TASK DESCRIPTION:
Read through the data and report every line in which the word "Threshold" occurs.

Figure content listings:
-- BEGIN --
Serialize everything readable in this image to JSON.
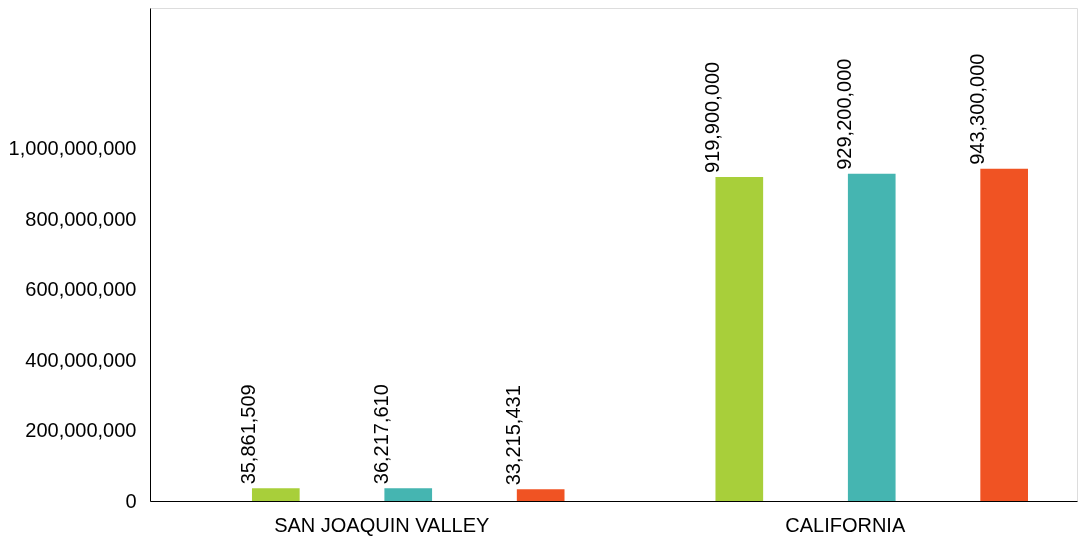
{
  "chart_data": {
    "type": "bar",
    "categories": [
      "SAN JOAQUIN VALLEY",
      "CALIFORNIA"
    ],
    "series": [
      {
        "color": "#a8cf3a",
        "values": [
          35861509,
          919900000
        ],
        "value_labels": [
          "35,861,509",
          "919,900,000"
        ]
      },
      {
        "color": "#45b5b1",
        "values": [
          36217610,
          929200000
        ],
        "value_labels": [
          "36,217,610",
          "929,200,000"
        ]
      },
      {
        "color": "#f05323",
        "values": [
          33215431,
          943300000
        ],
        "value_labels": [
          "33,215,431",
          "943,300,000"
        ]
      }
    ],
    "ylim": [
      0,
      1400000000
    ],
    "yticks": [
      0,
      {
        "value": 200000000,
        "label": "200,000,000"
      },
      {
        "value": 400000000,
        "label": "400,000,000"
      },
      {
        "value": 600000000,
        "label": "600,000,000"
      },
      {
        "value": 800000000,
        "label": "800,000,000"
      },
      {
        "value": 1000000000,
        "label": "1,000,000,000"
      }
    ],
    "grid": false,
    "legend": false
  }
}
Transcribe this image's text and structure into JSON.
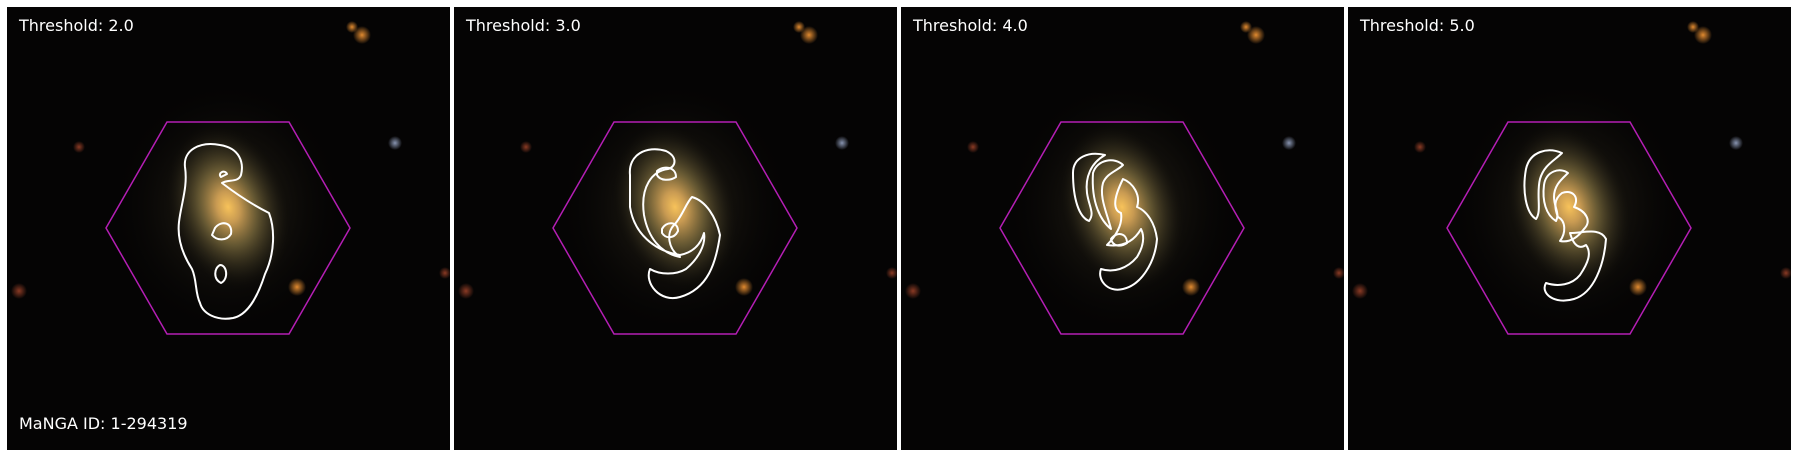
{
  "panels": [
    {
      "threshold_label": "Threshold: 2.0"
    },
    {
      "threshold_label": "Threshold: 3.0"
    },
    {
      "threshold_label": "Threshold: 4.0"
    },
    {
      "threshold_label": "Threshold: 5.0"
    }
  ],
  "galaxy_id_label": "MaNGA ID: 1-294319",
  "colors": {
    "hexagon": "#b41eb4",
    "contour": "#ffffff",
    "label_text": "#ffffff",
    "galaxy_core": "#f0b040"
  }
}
-- END --
OUTPUT OF THE TASK:
      "threshold_label": "Threshold: 2.0"
      "threshold_label": "Threshold: 3.0"
      "threshold_label": "Threshold: 4.0"
      "threshold_label": "Threshold: 5.0"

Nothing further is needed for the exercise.